Each record below must be returned exactly as shown.

- _Data records_
- - - -

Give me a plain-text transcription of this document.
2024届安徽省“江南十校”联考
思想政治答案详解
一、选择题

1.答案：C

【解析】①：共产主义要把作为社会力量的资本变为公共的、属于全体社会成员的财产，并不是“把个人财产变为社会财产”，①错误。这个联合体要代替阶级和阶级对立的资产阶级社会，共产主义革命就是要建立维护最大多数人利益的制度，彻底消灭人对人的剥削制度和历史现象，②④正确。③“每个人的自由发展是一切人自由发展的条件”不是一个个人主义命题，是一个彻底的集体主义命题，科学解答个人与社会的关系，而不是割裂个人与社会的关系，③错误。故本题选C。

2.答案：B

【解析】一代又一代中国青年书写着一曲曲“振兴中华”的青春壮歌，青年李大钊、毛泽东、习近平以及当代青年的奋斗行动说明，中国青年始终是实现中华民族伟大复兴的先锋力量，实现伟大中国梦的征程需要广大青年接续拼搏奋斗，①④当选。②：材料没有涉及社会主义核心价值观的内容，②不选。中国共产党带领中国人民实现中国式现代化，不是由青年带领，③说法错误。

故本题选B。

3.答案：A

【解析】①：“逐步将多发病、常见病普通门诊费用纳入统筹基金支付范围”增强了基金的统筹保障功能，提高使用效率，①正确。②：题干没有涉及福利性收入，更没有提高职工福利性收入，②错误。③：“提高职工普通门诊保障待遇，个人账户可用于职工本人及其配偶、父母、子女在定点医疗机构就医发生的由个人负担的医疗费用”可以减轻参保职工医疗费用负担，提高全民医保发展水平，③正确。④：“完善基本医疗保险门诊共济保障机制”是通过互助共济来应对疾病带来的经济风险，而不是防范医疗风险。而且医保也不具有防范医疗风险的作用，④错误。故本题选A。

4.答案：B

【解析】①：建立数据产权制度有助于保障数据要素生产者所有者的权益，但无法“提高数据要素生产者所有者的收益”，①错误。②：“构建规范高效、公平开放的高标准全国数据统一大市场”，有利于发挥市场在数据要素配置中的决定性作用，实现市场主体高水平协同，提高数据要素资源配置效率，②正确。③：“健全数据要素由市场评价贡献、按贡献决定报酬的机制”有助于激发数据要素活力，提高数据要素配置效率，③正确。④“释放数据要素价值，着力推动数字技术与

- - - -

- _RESULT_
Give me a plain-text transcription of this document.
2024届安徽省“江南十校”联考
思想政治答案详解
一、选择题

1.答案：C

【解析】①：共产主义要把作为社会力量的资本变为公共的、属于全体社会成员的财产，并不是“把个人财产变为社会财产”，①错误。这个联合体要代替阶级和阶级对立的资产阶级社会，共产主义革命就是要建立维护最大多数人利益的制度，彻底消灭人对人的剥削制度和历史现象，②④正确。③“每个人的自由发展是一切人自由发展的条件”不是一个个人主义命题，是一个彻底的集体主义命题，科学解答个人与社会的关系，而不是割裂个人与社会的关系，③错误。故本题选C。

2.答案：B

【解析】一代又一代中国青年书写着一曲曲“振兴中华”的青春壮歌，青年李大钊、毛泽东、习近平以及当代青年的奋斗行动说明，中国青年始终是实现中华民族伟大复兴的先锋力量，实现伟大中国梦的征程需要广大青年接续拼搏奋斗，①④当选。②：材料没有涉及社会主义核心价值观的内容，②不选。中国共产党带领中国人民实现中国式现代化，不是由青年带领，③说法错误。

故本题选B。

3.答案：A

【解析】①：“逐步将多发病、常见病普通门诊费用纳入统筹基金支付范围”增强了基金的统筹保障功能，提高使用效率，①正确。②：题干没有涉及福利性收入，更没有提高职工福利性收入，②错误。③：“提高职工普通门诊保障待遇，个人账户可用于职工本人及其配偶、父母、子女在定点医疗机构就医发生的由个人负担的医疗费用”可以减轻参保职工医疗费用负担，提高全民医保发展水平，③正确。④：“完善基本医疗保险门诊共济保障机制”是通过互助共济来应对疾病带来的经济风险，而不是防范医疗风险。而且医保也不具有防范医疗风险的作用，④错误。故本题选A。

4.答案：B

【解析】①：建立数据产权制度有助于保障数据要素生产者所有者的权益，但无法“提高数据要素生产者所有者的收益”，①错误。②：“构建规范高效、公平开放的高标准全国数据统一大市场”，有利于发挥市场在数据要素配置中的决定性作用，实现市场主体高水平协同，提高数据要素资源配置效率，②正确。③：“健全数据要素由市场评价贡献、按贡献决定报酬的机制”有助于激发数据要素活力，提高数据要素配置效率，③正确。④“释放数据要素价值，着力推动数字技术与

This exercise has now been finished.